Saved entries

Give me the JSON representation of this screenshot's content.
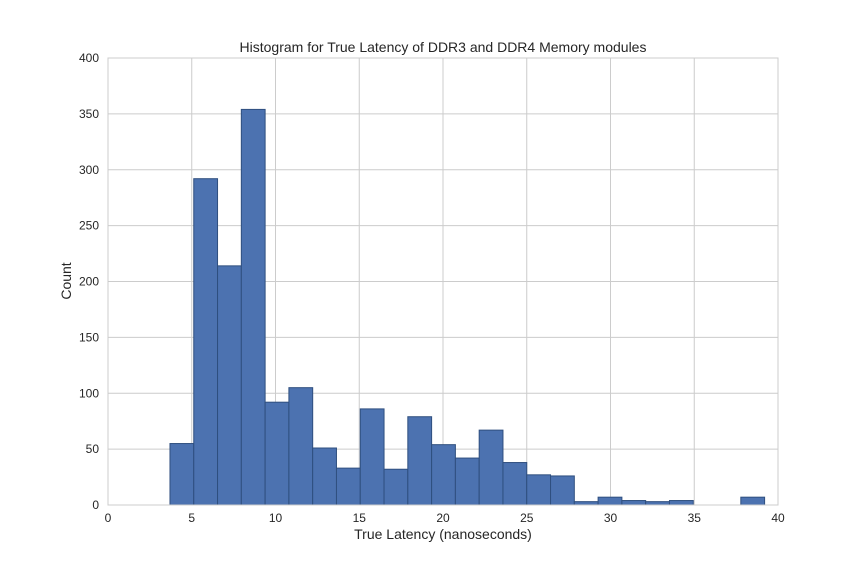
{
  "chart_data": {
    "type": "bar",
    "title": "Histogram for True Latency of DDR3 and DDR4 Memory modules",
    "xlabel": "True Latency (nanoseconds)",
    "ylabel": "Count",
    "xlim": [
      0,
      40
    ],
    "ylim": [
      0,
      400
    ],
    "xticks": [
      0,
      5,
      10,
      15,
      20,
      25,
      30,
      35,
      40
    ],
    "yticks": [
      0,
      50,
      100,
      150,
      200,
      250,
      300,
      350,
      400
    ],
    "grid": true,
    "legend": "none",
    "bar_color": "#4C72B0",
    "bins": [
      {
        "x0": 3.7,
        "x1": 5.12,
        "count": 55
      },
      {
        "x0": 5.12,
        "x1": 6.54,
        "count": 292
      },
      {
        "x0": 6.54,
        "x1": 7.96,
        "count": 214
      },
      {
        "x0": 7.96,
        "x1": 9.38,
        "count": 354
      },
      {
        "x0": 9.38,
        "x1": 10.8,
        "count": 92
      },
      {
        "x0": 10.8,
        "x1": 12.22,
        "count": 105
      },
      {
        "x0": 12.22,
        "x1": 13.64,
        "count": 51
      },
      {
        "x0": 13.64,
        "x1": 15.06,
        "count": 33
      },
      {
        "x0": 15.06,
        "x1": 16.48,
        "count": 86
      },
      {
        "x0": 16.48,
        "x1": 17.9,
        "count": 32
      },
      {
        "x0": 17.9,
        "x1": 19.32,
        "count": 79
      },
      {
        "x0": 19.32,
        "x1": 20.74,
        "count": 54
      },
      {
        "x0": 20.74,
        "x1": 22.16,
        "count": 42
      },
      {
        "x0": 22.16,
        "x1": 23.58,
        "count": 67
      },
      {
        "x0": 23.58,
        "x1": 25.0,
        "count": 38
      },
      {
        "x0": 25.0,
        "x1": 26.42,
        "count": 27
      },
      {
        "x0": 26.42,
        "x1": 27.84,
        "count": 26
      },
      {
        "x0": 27.84,
        "x1": 29.26,
        "count": 3
      },
      {
        "x0": 29.26,
        "x1": 30.68,
        "count": 7
      },
      {
        "x0": 30.68,
        "x1": 32.1,
        "count": 4
      },
      {
        "x0": 32.1,
        "x1": 33.52,
        "count": 3
      },
      {
        "x0": 33.52,
        "x1": 34.94,
        "count": 4
      },
      {
        "x0": 34.94,
        "x1": 36.36,
        "count": 0
      },
      {
        "x0": 36.36,
        "x1": 37.78,
        "count": 0
      },
      {
        "x0": 37.78,
        "x1": 39.2,
        "count": 7
      }
    ]
  }
}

__STATED PROBLEM__. Copy the material shown above in full and exactly. Skip the pictures.

__OUTPUT OF THE EXERCISE__.
Give me the JSON representation of this screenshot's content.
{
  "chart_data": {
    "type": "bar",
    "title": "Histogram for True Latency of DDR3 and DDR4 Memory modules",
    "xlabel": "True Latency (nanoseconds)",
    "ylabel": "Count",
    "xlim": [
      0,
      40
    ],
    "ylim": [
      0,
      400
    ],
    "xticks": [
      0,
      5,
      10,
      15,
      20,
      25,
      30,
      35,
      40
    ],
    "yticks": [
      0,
      50,
      100,
      150,
      200,
      250,
      300,
      350,
      400
    ],
    "grid": true,
    "legend": "none",
    "bar_color": "#4C72B0",
    "bins": [
      {
        "x0": 3.7,
        "x1": 5.12,
        "count": 55
      },
      {
        "x0": 5.12,
        "x1": 6.54,
        "count": 292
      },
      {
        "x0": 6.54,
        "x1": 7.96,
        "count": 214
      },
      {
        "x0": 7.96,
        "x1": 9.38,
        "count": 354
      },
      {
        "x0": 9.38,
        "x1": 10.8,
        "count": 92
      },
      {
        "x0": 10.8,
        "x1": 12.22,
        "count": 105
      },
      {
        "x0": 12.22,
        "x1": 13.64,
        "count": 51
      },
      {
        "x0": 13.64,
        "x1": 15.06,
        "count": 33
      },
      {
        "x0": 15.06,
        "x1": 16.48,
        "count": 86
      },
      {
        "x0": 16.48,
        "x1": 17.9,
        "count": 32
      },
      {
        "x0": 17.9,
        "x1": 19.32,
        "count": 79
      },
      {
        "x0": 19.32,
        "x1": 20.74,
        "count": 54
      },
      {
        "x0": 20.74,
        "x1": 22.16,
        "count": 42
      },
      {
        "x0": 22.16,
        "x1": 23.58,
        "count": 67
      },
      {
        "x0": 23.58,
        "x1": 25.0,
        "count": 38
      },
      {
        "x0": 25.0,
        "x1": 26.42,
        "count": 27
      },
      {
        "x0": 26.42,
        "x1": 27.84,
        "count": 26
      },
      {
        "x0": 27.84,
        "x1": 29.26,
        "count": 3
      },
      {
        "x0": 29.26,
        "x1": 30.68,
        "count": 7
      },
      {
        "x0": 30.68,
        "x1": 32.1,
        "count": 4
      },
      {
        "x0": 32.1,
        "x1": 33.52,
        "count": 3
      },
      {
        "x0": 33.52,
        "x1": 34.94,
        "count": 4
      },
      {
        "x0": 34.94,
        "x1": 36.36,
        "count": 0
      },
      {
        "x0": 36.36,
        "x1": 37.78,
        "count": 0
      },
      {
        "x0": 37.78,
        "x1": 39.2,
        "count": 7
      }
    ]
  }
}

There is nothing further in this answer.